| TO BE DONE |
Gather every line that includes the word "agent", please.

=== DATA FOR THIS TASK ===

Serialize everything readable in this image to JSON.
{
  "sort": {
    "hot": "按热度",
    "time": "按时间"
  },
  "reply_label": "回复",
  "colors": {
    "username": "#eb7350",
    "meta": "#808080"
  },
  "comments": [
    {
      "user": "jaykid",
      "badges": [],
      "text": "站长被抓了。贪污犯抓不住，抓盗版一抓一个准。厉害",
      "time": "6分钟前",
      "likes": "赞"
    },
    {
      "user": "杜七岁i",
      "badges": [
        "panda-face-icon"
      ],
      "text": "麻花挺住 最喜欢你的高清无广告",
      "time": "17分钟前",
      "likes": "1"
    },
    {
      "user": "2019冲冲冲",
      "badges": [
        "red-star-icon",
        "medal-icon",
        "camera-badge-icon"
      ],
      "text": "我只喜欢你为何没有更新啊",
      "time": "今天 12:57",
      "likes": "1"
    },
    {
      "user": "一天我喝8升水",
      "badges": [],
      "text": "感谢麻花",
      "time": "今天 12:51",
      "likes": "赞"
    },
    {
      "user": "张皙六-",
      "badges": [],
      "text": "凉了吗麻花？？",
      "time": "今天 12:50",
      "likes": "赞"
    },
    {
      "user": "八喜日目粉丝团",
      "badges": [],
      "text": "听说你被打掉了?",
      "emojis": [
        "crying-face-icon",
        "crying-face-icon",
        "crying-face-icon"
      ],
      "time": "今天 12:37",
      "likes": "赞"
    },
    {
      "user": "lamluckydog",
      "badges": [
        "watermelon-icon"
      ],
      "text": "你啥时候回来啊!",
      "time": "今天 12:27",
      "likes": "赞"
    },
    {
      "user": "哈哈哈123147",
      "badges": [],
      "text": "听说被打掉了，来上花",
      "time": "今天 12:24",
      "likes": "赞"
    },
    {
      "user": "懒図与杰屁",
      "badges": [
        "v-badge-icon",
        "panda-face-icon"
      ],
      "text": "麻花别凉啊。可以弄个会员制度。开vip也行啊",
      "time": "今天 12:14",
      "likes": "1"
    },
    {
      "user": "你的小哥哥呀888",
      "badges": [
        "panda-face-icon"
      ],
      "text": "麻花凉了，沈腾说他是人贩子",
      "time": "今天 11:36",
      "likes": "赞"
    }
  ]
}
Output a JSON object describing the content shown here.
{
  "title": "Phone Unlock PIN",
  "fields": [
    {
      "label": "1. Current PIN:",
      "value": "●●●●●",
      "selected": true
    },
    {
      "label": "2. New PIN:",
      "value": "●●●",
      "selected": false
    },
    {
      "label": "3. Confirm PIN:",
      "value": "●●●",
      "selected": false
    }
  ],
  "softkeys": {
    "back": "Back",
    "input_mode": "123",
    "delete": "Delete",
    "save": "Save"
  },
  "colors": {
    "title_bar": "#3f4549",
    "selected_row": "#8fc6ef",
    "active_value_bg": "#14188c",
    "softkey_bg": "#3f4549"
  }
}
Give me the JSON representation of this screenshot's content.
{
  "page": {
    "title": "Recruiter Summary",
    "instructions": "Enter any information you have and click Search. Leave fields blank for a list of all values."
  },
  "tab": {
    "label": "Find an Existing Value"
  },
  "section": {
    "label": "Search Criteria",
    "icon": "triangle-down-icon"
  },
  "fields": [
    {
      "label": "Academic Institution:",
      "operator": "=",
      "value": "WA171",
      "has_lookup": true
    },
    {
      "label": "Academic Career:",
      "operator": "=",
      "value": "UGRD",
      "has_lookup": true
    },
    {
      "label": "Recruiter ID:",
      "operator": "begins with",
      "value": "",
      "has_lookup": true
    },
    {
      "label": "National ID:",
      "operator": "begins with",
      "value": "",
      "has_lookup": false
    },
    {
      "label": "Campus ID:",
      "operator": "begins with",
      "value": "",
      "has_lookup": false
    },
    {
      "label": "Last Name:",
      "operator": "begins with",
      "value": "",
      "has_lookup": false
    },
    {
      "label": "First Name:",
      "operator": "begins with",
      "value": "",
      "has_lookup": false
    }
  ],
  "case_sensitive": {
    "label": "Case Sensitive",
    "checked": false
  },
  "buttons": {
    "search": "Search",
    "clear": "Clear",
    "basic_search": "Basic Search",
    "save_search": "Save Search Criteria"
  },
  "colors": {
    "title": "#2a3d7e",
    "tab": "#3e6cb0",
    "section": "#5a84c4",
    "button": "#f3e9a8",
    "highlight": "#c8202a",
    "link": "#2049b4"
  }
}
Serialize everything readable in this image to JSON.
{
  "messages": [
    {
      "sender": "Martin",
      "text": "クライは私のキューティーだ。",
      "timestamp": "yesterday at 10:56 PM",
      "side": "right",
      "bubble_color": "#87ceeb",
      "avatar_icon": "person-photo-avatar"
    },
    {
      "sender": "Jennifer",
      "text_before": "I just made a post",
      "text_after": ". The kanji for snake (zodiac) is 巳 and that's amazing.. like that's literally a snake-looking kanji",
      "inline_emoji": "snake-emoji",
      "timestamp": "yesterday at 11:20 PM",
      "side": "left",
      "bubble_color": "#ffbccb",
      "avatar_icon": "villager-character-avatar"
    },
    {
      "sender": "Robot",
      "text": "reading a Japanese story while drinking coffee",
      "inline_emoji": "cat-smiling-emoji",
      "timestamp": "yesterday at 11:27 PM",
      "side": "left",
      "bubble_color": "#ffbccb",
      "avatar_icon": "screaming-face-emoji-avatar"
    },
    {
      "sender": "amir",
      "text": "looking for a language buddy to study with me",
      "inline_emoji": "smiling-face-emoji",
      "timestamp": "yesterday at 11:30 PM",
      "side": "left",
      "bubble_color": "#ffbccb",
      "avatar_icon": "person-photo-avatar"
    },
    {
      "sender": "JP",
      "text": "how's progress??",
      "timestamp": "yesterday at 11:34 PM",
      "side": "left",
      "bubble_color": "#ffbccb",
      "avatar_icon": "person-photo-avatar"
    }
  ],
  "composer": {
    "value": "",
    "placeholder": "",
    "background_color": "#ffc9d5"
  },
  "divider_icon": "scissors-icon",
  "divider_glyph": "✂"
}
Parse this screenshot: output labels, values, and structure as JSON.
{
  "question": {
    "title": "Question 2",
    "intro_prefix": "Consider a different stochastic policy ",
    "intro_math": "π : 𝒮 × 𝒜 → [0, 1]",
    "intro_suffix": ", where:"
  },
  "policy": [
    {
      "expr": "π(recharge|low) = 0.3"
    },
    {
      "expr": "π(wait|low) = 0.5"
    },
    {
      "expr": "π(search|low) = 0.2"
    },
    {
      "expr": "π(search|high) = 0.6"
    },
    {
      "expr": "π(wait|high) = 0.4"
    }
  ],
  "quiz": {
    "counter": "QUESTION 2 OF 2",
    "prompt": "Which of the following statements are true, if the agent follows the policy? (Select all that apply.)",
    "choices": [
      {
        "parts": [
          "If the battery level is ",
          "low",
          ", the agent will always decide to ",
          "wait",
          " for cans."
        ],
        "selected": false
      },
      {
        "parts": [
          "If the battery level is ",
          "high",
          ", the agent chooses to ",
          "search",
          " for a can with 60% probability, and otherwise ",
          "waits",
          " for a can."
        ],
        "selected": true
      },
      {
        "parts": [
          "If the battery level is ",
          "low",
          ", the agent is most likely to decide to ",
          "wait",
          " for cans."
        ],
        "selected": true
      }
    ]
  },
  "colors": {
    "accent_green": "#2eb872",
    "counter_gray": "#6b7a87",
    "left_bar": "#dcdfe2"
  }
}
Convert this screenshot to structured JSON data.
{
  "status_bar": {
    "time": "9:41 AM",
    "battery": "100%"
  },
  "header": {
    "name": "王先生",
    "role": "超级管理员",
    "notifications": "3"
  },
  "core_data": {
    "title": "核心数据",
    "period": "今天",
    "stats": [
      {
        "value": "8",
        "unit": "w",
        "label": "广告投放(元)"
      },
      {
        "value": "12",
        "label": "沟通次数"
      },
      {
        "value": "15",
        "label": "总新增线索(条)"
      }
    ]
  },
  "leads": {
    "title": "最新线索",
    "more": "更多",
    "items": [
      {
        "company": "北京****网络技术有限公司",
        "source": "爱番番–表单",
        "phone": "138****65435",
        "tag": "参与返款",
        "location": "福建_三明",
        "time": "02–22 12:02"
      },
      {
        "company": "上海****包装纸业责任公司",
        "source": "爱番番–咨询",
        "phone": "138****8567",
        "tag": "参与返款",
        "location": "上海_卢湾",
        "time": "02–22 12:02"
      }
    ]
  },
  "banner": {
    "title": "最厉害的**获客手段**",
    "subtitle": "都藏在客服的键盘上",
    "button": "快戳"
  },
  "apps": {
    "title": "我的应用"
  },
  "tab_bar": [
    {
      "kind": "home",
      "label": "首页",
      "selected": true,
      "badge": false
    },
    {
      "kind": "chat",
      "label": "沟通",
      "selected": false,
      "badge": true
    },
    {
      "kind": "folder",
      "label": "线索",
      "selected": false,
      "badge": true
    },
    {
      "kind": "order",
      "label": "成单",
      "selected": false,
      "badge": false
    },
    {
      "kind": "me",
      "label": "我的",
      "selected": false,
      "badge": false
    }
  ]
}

===

| WRITTEN SOLUTION |
    "prompt": "Which of the following statements are true, if the agent follows the policy? (Select all that apply.)",
          ", the agent will always decide to ",
          ", the agent chooses to ",
          ", the agent is most likely to decide to ",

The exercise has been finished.